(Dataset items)
▽

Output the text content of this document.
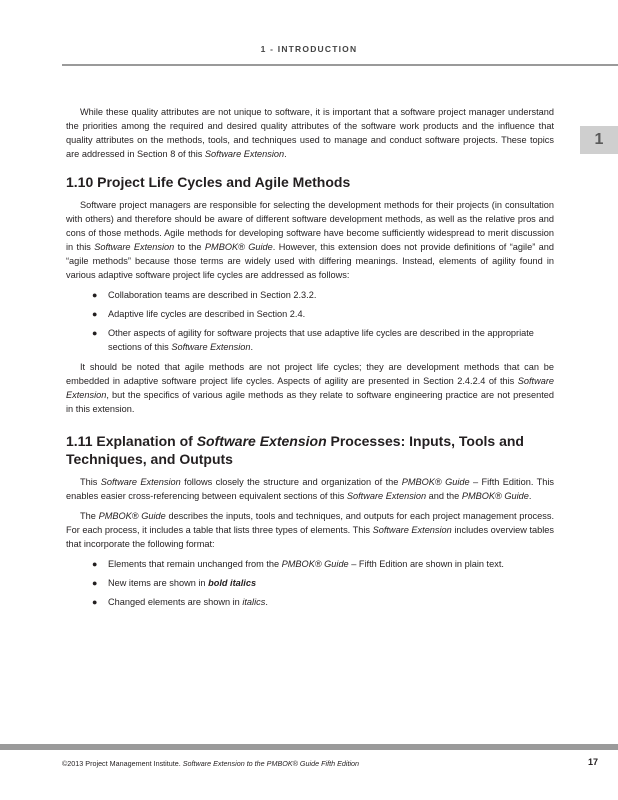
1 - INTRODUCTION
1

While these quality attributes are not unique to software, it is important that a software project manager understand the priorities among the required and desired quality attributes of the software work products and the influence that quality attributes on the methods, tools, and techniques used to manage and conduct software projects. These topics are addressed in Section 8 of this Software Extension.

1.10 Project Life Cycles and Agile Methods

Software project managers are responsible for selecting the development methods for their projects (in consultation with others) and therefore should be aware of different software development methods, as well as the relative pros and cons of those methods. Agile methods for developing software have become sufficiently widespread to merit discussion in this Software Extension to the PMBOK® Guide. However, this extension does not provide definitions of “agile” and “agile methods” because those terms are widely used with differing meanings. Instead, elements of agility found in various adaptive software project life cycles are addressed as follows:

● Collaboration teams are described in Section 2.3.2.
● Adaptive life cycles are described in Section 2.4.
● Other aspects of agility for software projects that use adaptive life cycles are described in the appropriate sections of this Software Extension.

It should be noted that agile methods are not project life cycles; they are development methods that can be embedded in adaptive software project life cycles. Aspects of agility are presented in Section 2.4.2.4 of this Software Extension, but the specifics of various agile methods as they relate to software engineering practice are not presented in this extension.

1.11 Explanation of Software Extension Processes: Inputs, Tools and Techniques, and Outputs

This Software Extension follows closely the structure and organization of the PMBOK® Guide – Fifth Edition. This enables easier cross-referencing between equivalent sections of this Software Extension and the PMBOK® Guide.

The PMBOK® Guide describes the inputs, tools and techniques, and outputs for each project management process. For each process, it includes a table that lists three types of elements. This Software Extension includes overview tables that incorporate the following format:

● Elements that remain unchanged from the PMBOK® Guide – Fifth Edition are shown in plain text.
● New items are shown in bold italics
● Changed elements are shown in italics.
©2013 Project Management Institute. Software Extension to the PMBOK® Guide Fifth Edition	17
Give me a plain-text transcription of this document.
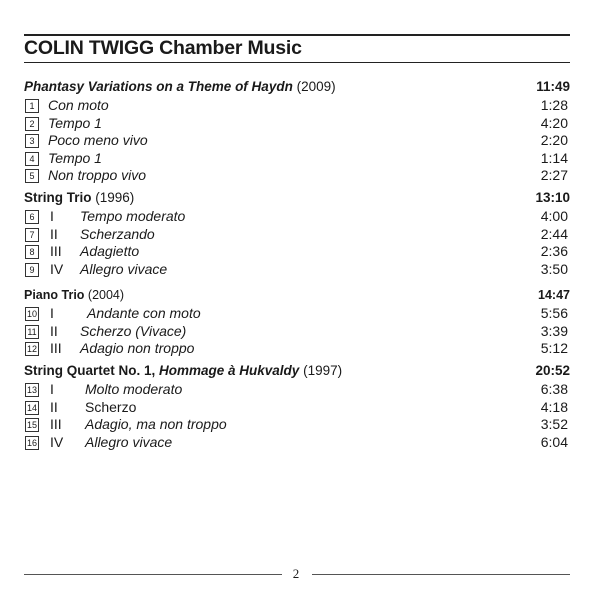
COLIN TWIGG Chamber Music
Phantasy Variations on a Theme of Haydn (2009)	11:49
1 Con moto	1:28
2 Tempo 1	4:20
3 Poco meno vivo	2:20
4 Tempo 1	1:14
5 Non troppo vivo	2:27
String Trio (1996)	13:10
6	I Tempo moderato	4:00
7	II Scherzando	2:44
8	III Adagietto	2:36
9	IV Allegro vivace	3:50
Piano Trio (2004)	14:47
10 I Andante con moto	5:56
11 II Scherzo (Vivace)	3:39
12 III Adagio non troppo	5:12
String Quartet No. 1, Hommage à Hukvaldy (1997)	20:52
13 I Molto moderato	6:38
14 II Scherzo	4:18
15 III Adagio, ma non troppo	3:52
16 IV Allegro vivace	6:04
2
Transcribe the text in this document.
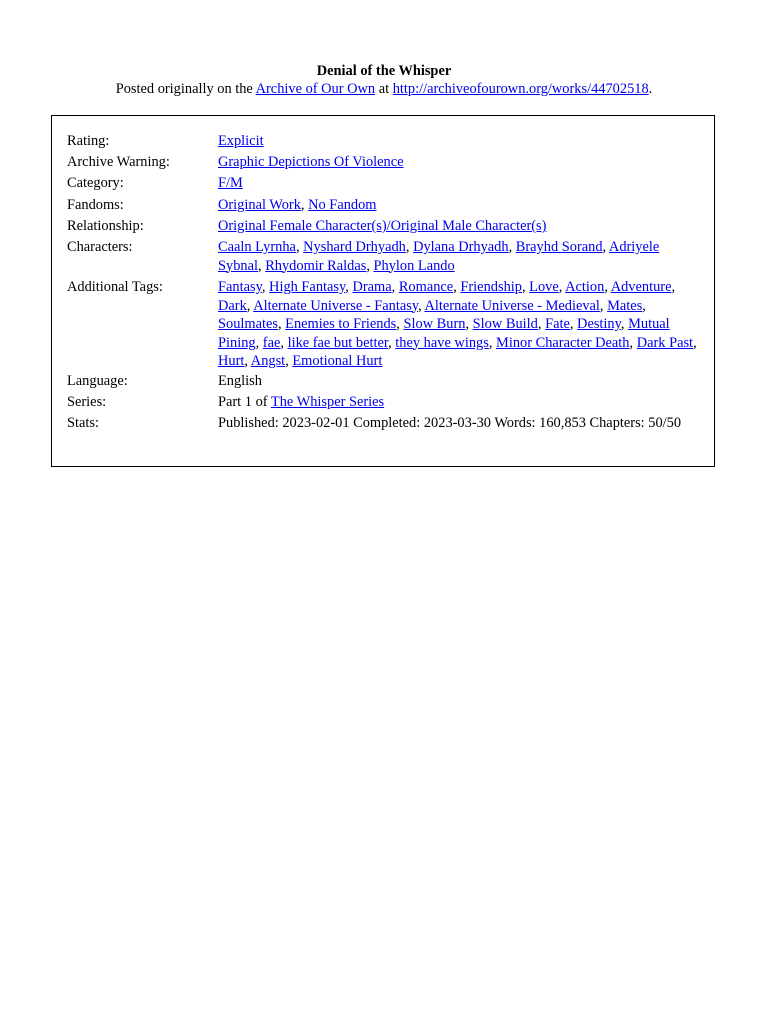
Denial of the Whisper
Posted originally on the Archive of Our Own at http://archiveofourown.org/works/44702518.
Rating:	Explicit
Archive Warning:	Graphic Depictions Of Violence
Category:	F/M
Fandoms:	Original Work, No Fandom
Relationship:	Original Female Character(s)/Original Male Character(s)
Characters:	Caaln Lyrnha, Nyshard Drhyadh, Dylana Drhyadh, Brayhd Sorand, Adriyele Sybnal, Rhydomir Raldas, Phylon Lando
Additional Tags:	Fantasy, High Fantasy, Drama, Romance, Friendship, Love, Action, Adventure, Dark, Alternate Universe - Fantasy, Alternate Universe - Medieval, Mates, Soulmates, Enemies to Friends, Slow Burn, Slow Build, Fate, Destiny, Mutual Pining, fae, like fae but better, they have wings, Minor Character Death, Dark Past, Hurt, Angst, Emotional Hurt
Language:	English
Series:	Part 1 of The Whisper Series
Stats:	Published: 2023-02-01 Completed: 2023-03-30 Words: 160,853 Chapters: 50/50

△

Without including any pictures, reproduce the listing exactly.

Output the text content of this document.
1 - INTRODUCTION
1

While these quality attributes are not unique to software, it is important that a software project manager understand the priorities among the required and desired quality attributes of the software work products and the influence that quality attributes on the methods, tools, and techniques used to manage and conduct software projects. These topics are addressed in Section 8 of this Software Extension.

1.10 Project Life Cycles and Agile Methods

Software project managers are responsible for selecting the development methods for their projects (in consultation with others) and therefore should be aware of different software development methods, as well as the relative pros and cons of those methods. Agile methods for developing software have become sufficiently widespread to merit discussion in this Software Extension to the PMBOK® Guide. However, this extension does not provide definitions of “agile” and “agile methods” because those terms are widely used with differing meanings. Instead, elements of agility found in various adaptive software project life cycles are addressed as follows:

● Collaboration teams are described in Section 2.3.2.
● Adaptive life cycles are described in Section 2.4.
● Other aspects of agility for software projects that use adaptive life cycles are described in the appropriate sections of this Software Extension.

It should be noted that agile methods are not project life cycles; they are development methods that can be embedded in adaptive software project life cycles. Aspects of agility are presented in Section 2.4.2.4 of this Software Extension, but the specifics of various agile methods as they relate to software engineering practice are not presented in this extension.

1.11 Explanation of Software Extension Processes: Inputs, Tools and Techniques, and Outputs

This Software Extension follows closely the structure and organization of the PMBOK® Guide – Fifth Edition. This enables easier cross-referencing between equivalent sections of this Software Extension and the PMBOK® Guide.

The PMBOK® Guide describes the inputs, tools and techniques, and outputs for each project management process. For each process, it includes a table that lists three types of elements. This Software Extension includes overview tables that incorporate the following format:

● Elements that remain unchanged from the PMBOK® Guide – Fifth Edition are shown in plain text.
● New items are shown in bold italics
● Changed elements are shown in italics.
©2013 Project Management Institute. Software Extension to the PMBOK® Guide Fifth Edition	17
Give me a plain-text transcription of this document.
COLIN TWIGG Chamber Music
Phantasy Variations on a Theme of Haydn (2009)	11:49
1 Con moto	1:28
2 Tempo 1	4:20
3 Poco meno vivo	2:20
4 Tempo 1	1:14
5 Non troppo vivo	2:27
String Trio (1996)	13:10
6	I Tempo moderato	4:00
7	II Scherzando	2:44
8	III Adagietto	2:36
9	IV Allegro vivace	3:50
Piano Trio (2004)	14:47
10 I Andante con moto	5:56
11 II Scherzo (Vivace)	3:39
12 III Adagio non troppo	5:12
String Quartet No. 1, Hommage à Hukvaldy (1997)	20:52
13 I Molto moderato	6:38
14 II Scherzo	4:18
15 III Adagio, ma non troppo	3:52
16 IV Allegro vivace	6:04
2
Transcribe the text in this document.
Denial of the Whisper
Posted originally on the Archive of Our Own at http://archiveofourown.org/works/44702518.
Rating:	Explicit
Archive Warning:	Graphic Depictions Of Violence
Category:	F/M
Fandoms:	Original Work, No Fandom
Relationship:	Original Female Character(s)/Original Male Character(s)
Characters:	Caaln Lyrnha, Nyshard Drhyadh, Dylana Drhyadh, Brayhd Sorand, Adriyele Sybnal, Rhydomir Raldas, Phylon Lando
Additional Tags:	Fantasy, High Fantasy, Drama, Romance, Friendship, Love, Action, Adventure, Dark, Alternate Universe - Fantasy, Alternate Universe - Medieval, Mates, Soulmates, Enemies to Friends, Slow Burn, Slow Build, Fate, Destiny, Mutual Pining, fae, like fae but better, they have wings, Minor Character Death, Dark Past, Hurt, Angst, Emotional Hurt
Language:	English
Series:	Part 1 of The Whisper Series
Stats:	Published: 2023-02-01 Completed: 2023-03-30 Words: 160,853 Chapters: 50/50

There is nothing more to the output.